[Items listed in a dataset]
——
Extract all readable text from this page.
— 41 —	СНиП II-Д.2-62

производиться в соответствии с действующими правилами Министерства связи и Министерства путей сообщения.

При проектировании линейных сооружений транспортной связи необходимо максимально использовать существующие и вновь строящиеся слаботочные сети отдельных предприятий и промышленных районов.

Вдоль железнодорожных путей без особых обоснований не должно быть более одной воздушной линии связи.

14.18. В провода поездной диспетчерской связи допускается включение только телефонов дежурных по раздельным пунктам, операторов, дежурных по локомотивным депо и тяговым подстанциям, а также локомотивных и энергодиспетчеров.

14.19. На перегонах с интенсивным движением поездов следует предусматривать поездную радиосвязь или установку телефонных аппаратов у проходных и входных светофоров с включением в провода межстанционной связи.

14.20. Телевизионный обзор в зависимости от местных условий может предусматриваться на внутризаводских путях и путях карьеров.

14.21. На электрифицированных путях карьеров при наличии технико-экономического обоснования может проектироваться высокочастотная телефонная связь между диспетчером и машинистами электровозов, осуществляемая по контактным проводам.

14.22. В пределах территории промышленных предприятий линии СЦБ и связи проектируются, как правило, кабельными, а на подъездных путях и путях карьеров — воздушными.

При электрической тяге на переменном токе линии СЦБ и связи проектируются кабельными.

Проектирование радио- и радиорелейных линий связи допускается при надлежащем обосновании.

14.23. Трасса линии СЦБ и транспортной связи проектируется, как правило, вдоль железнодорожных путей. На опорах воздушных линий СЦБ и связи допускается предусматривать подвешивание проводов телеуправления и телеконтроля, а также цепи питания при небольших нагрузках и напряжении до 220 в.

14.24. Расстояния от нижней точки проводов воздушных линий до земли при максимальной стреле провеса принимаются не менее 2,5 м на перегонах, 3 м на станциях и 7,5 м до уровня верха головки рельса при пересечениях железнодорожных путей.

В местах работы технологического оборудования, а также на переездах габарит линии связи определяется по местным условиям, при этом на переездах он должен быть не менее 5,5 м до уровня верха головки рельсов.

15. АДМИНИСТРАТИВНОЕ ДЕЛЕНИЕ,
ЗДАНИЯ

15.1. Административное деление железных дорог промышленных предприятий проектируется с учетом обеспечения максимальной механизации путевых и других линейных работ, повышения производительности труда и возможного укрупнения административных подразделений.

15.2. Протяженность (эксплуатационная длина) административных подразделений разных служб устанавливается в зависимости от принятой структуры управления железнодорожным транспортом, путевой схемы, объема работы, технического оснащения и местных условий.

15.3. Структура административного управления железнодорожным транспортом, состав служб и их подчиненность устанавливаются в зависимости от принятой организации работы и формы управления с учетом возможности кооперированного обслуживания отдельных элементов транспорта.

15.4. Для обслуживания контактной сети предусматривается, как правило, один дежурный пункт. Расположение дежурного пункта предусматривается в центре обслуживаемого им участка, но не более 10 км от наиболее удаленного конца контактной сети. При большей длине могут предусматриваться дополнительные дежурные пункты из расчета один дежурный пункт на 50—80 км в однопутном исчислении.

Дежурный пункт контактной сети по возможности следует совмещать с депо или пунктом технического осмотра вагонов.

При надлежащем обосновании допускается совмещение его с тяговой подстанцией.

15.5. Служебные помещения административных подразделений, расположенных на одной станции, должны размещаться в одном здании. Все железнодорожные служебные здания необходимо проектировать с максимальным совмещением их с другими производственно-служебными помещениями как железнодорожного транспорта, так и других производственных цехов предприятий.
——
**Exercise requirements**
Determine how many lines of the listing hold the word "предусматриваться" and reply with that figure alone.

**Task output**
2